▶ _What the task requires_
Reproduce all of the following material verbatim, line by line, without any change.

───── Records for processing

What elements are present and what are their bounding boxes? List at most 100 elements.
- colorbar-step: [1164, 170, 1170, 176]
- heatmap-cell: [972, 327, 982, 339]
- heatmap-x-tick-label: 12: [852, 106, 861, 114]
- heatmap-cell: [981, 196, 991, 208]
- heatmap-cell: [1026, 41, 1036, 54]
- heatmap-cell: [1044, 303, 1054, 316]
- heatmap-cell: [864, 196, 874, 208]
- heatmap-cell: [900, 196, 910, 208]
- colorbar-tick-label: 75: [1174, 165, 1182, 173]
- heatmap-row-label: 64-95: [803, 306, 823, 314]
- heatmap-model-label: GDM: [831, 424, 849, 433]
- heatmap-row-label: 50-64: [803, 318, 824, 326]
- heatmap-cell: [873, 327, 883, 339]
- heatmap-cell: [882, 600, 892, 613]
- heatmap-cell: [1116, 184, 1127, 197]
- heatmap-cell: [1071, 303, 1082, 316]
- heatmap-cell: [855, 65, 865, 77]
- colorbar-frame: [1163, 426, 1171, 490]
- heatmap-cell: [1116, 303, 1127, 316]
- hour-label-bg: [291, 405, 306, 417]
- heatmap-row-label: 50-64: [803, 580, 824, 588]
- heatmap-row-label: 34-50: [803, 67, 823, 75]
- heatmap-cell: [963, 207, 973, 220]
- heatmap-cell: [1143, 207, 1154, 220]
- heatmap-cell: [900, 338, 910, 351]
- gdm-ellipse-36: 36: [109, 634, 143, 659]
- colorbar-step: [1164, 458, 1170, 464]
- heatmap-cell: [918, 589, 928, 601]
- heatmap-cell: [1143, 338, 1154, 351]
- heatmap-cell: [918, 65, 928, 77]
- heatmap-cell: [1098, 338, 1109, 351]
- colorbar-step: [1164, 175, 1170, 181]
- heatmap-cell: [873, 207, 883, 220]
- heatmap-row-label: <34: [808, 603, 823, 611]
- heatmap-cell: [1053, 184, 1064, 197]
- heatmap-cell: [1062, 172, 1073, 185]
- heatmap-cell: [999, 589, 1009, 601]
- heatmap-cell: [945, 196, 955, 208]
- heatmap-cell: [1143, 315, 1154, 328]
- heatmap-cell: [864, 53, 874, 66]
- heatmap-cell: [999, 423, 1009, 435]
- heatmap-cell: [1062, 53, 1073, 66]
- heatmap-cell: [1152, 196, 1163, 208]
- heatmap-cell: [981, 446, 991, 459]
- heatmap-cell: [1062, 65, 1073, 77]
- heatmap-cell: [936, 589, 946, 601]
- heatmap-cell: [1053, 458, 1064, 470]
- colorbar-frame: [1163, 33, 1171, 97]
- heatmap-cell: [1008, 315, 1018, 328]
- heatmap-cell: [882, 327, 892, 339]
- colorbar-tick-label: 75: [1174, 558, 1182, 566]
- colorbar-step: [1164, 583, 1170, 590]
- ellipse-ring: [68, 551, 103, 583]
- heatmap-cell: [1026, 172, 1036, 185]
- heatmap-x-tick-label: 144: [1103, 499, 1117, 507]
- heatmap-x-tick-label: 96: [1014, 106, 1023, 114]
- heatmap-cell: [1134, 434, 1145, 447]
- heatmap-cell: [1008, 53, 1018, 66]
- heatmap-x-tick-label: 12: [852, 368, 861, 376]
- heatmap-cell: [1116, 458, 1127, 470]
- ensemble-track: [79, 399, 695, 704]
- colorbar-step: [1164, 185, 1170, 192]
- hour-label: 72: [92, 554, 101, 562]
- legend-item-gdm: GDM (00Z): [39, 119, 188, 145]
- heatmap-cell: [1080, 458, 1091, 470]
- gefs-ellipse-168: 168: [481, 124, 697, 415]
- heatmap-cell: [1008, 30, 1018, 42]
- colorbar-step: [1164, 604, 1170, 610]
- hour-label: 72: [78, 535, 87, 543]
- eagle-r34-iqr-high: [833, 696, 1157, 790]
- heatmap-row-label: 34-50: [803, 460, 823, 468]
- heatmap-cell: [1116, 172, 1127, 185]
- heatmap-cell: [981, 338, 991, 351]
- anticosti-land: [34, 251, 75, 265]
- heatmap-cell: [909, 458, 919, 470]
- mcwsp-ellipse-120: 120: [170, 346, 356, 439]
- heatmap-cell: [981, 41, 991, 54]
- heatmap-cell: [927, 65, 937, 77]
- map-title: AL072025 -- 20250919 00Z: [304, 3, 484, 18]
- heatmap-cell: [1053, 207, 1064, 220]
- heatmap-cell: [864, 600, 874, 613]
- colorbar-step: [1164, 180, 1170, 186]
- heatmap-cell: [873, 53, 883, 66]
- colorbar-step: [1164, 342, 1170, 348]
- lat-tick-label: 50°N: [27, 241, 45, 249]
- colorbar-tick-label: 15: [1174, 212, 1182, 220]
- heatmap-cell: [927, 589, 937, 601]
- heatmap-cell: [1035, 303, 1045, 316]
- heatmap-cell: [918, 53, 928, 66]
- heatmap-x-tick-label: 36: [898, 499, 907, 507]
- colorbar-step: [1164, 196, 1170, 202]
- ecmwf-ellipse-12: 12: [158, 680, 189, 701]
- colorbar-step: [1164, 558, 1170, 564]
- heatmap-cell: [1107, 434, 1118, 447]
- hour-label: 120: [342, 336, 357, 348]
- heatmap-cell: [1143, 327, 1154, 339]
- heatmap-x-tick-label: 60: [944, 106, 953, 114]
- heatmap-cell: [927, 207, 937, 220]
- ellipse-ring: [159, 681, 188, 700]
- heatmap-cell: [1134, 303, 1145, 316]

──────────

▶ _Exercise solution_
What elements are present and what are their bounding boxes? List at most 100 elements.
- colorbar-step: [1164, 170, 1170, 176]
- heatmap-cell: [972, 327, 982, 339]
- heatmap-x-tick-label: 12: [852, 106, 861, 114]
- heatmap-cell: [981, 196, 991, 208]
- heatmap-cell: [1026, 41, 1036, 54]
- heatmap-cell: [1044, 303, 1054, 316]
- heatmap-cell: [864, 196, 874, 208]
- heatmap-cell: [900, 196, 910, 208]
- colorbar-tick-label: 75: [1174, 165, 1182, 173]
- heatmap-row-label: 64-95: [803, 306, 823, 314]
- heatmap-model-label: GDM: [831, 424, 849, 433]
- heatmap-row-label: 50-64: [803, 318, 824, 326]
- heatmap-cell: [873, 327, 883, 339]
- heatmap-cell: [882, 600, 892, 613]
- heatmap-cell: [1116, 184, 1127, 197]
- heatmap-cell: [1071, 303, 1082, 316]
- heatmap-cell: [855, 65, 865, 77]
- colorbar-frame: [1163, 426, 1171, 490]
- heatmap-cell: [1116, 303, 1127, 316]
- hour-label-bg: [291, 405, 306, 417]
- heatmap-row-label: 50-64: [803, 580, 824, 588]
- heatmap-row-label: 34-50: [803, 67, 823, 75]
- heatmap-cell: [963, 207, 973, 220]
- heatmap-cell: [1143, 207, 1154, 220]
- heatmap-cell: [900, 338, 910, 351]
- gdm-ellipse-36: 36: [109, 634, 143, 659]
- colorbar-step: [1164, 458, 1170, 464]
- heatmap-cell: [918, 589, 928, 601]
- heatmap-cell: [1143, 338, 1154, 351]
- heatmap-cell: [918, 65, 928, 77]
- heatmap-cell: [1098, 338, 1109, 351]
- colorbar-step: [1164, 175, 1170, 181]
- heatmap-cell: [873, 207, 883, 220]
- heatmap-row-label: <34: [808, 603, 823, 611]
- heatmap-cell: [1053, 184, 1064, 197]
- heatmap-cell: [1062, 172, 1073, 185]
- heatmap-cell: [999, 589, 1009, 601]
- heatmap-cell: [945, 196, 955, 208]
- heatmap-cell: [1143, 315, 1154, 328]
- heatmap-cell: [864, 53, 874, 66]
- heatmap-cell: [999, 423, 1009, 435]
- heatmap-cell: [1062, 53, 1073, 66]
- heatmap-cell: [1152, 196, 1163, 208]
- heatmap-cell: [981, 446, 991, 459]
- heatmap-cell: [1062, 65, 1073, 77]
- heatmap-cell: [936, 589, 946, 601]
- heatmap-cell: [1053, 458, 1064, 470]
- colorbar-frame: [1163, 33, 1171, 97]
- heatmap-cell: [1008, 315, 1018, 328]
- heatmap-cell: [882, 327, 892, 339]
- colorbar-tick-label: 75: [1174, 558, 1182, 566]
- colorbar-step: [1164, 583, 1170, 590]
- ellipse-ring: [68, 551, 103, 583]
- heatmap-cell: [1026, 172, 1036, 185]
- heatmap-x-tick-label: 144: [1103, 499, 1117, 507]
- heatmap-x-tick-label: 96: [1014, 106, 1023, 114]
- heatmap-cell: [1134, 434, 1145, 447]
- heatmap-cell: [1008, 53, 1018, 66]
- heatmap-x-tick-label: 12: [852, 368, 861, 376]
- heatmap-cell: [1116, 458, 1127, 470]
- ensemble-track: [79, 399, 695, 704]
- colorbar-step: [1164, 185, 1170, 192]
- hour-label: 72: [92, 554, 101, 562]
- legend-item-gdm: GDM (00Z): [39, 119, 188, 145]
- heatmap-cell: [1080, 458, 1091, 470]
- gefs-ellipse-168: 168: [481, 124, 697, 415]
- heatmap-cell: [1008, 30, 1018, 42]
- colorbar-step: [1164, 604, 1170, 610]
- hour-label: 72: [78, 535, 87, 543]
- eagle-r34-iqr-high: [833, 696, 1157, 790]
- heatmap-row-label: 34-50: [803, 460, 823, 468]
- heatmap-cell: [1116, 172, 1127, 185]
- heatmap-cell: [981, 338, 991, 351]
- anticosti-land: [34, 251, 75, 265]
- heatmap-cell: [909, 458, 919, 470]
- mcwsp-ellipse-120: 120: [170, 346, 356, 439]
- heatmap-cell: [981, 41, 991, 54]
- heatmap-cell: [927, 65, 937, 77]
- map-title: AL072025 -- 20250919 00Z: [304, 3, 484, 18]
- heatmap-cell: [1053, 207, 1064, 220]
- heatmap-cell: [864, 600, 874, 613]
- colorbar-step: [1164, 180, 1170, 186]
- heatmap-cell: [873, 53, 883, 66]
- colorbar-step: [1164, 342, 1170, 348]
- lat-tick-label: 50°N: [27, 241, 45, 249]
- colorbar-tick-label: 15: [1174, 212, 1182, 220]
- heatmap-cell: [927, 589, 937, 601]
- heatmap-cell: [1035, 303, 1045, 316]
- heatmap-cell: [918, 53, 928, 66]
- heatmap-x-tick-label: 36: [898, 499, 907, 507]
- colorbar-step: [1164, 196, 1170, 202]
- ecmwf-ellipse-12: 12: [158, 680, 189, 701]
- colorbar-step: [1164, 558, 1170, 564]
- heatmap-cell: [1107, 434, 1118, 447]
- hour-label: 120: [342, 336, 357, 348]
- heatmap-cell: [1143, 327, 1154, 339]
- heatmap-x-tick-label: 60: [944, 106, 953, 114]
- heatmap-cell: [927, 207, 937, 220]
- ellipse-ring: [159, 681, 188, 700]
- heatmap-cell: [1134, 303, 1145, 316]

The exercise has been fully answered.